** START OF Input data **

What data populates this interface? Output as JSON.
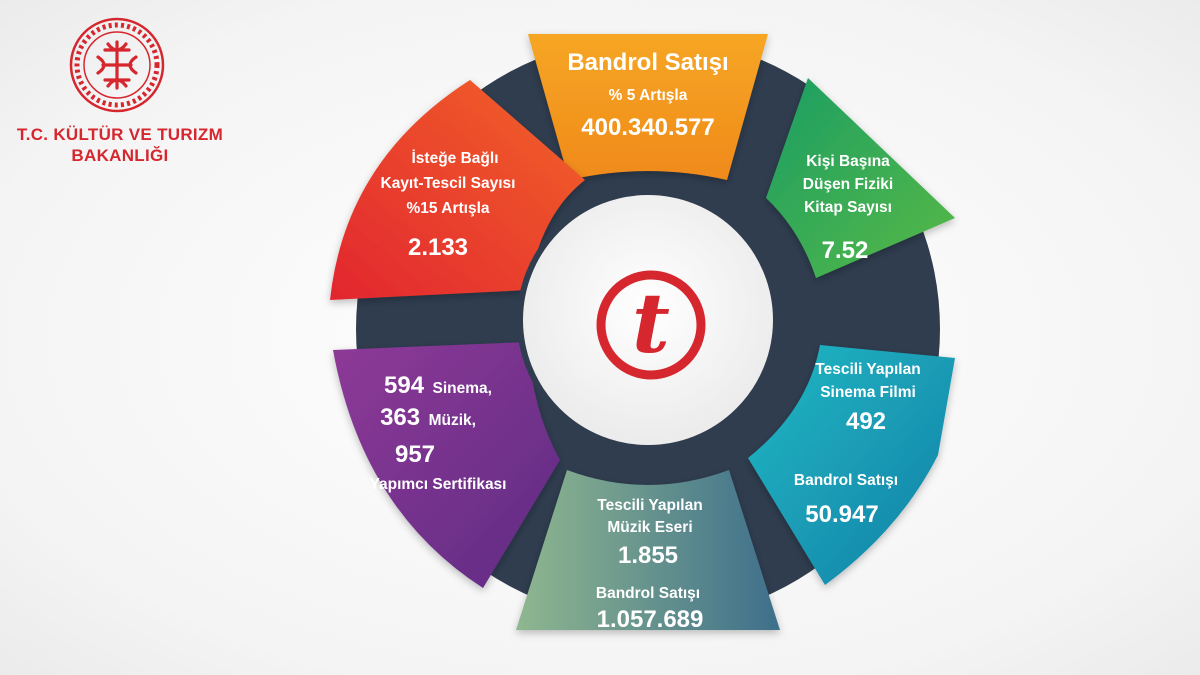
{
  "ministry": {
    "name_line1": "T.C. KÜLTÜR VE TURIZM",
    "name_line2": "BAKANLIĞI",
    "brand_color": "#d6262e"
  },
  "center_logo": {
    "glyph": "t",
    "color": "#d6262e"
  },
  "segments": {
    "top": {
      "title": "Bandrol Satışı",
      "subtitle": "% 5 Artışla",
      "value": "400.340.577",
      "color": "#f39c1f"
    },
    "upper_right": {
      "line1": "Kişi Başına",
      "line2": "Düşen Fiziki",
      "line3": "Kitap Sayısı",
      "value": "7.52",
      "color": "#27a35a"
    },
    "lower_right": {
      "line1": "Tescili Yapılan",
      "line2": "Sinema  Filmi",
      "value1": "492",
      "line3": "Bandrol Satışı",
      "value2": "50.947",
      "color": "#1b9bb8"
    },
    "bottom": {
      "line1": "Tescili Yapılan",
      "line2": "Müzik Eseri",
      "value1": "1.855",
      "line3": "Bandrol Satışı",
      "value2": "1.057.689",
      "color": "#6f9a9a"
    },
    "lower_left": {
      "num1": "594",
      "word1": "Sinema,",
      "num2": "363",
      "word2": "Müzik,",
      "num3": "957",
      "line4": "Yapımcı Sertifikası",
      "color": "#7b2c8d"
    },
    "upper_left": {
      "line1": "İsteğe Bağlı",
      "line2": "Kayıt-Tescil Sayısı",
      "line3": "%15 Artışla",
      "value": "2.133",
      "color": "#e8352b"
    }
  }
}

** END OF Input data **

• [Exercise aim]:
Repeat the records word for word. Any picture in them should be left out.

• [Response to the task]:
What data populates this interface? Output as JSON.
{
  "ministry": {
    "name_line1": "T.C. KÜLTÜR VE TURIZM",
    "name_line2": "BAKANLIĞI",
    "brand_color": "#d6262e"
  },
  "center_logo": {
    "glyph": "t",
    "color": "#d6262e"
  },
  "segments": {
    "top": {
      "title": "Bandrol Satışı",
      "subtitle": "% 5 Artışla",
      "value": "400.340.577",
      "color": "#f39c1f"
    },
    "upper_right": {
      "line1": "Kişi Başına",
      "line2": "Düşen Fiziki",
      "line3": "Kitap Sayısı",
      "value": "7.52",
      "color": "#27a35a"
    },
    "lower_right": {
      "line1": "Tescili Yapılan",
      "line2": "Sinema  Filmi",
      "value1": "492",
      "line3": "Bandrol Satışı",
      "value2": "50.947",
      "color": "#1b9bb8"
    },
    "bottom": {
      "line1": "Tescili Yapılan",
      "line2": "Müzik Eseri",
      "value1": "1.855",
      "line3": "Bandrol Satışı",
      "value2": "1.057.689",
      "color": "#6f9a9a"
    },
    "lower_left": {
      "num1": "594",
      "word1": "Sinema,",
      "num2": "363",
      "word2": "Müzik,",
      "num3": "957",
      "line4": "Yapımcı Sertifikası",
      "color": "#7b2c8d"
    },
    "upper_left": {
      "line1": "İsteğe Bağlı",
      "line2": "Kayıt-Tescil Sayısı",
      "line3": "%15 Artışla",
      "value": "2.133",
      "color": "#e8352b"
    }
  }
}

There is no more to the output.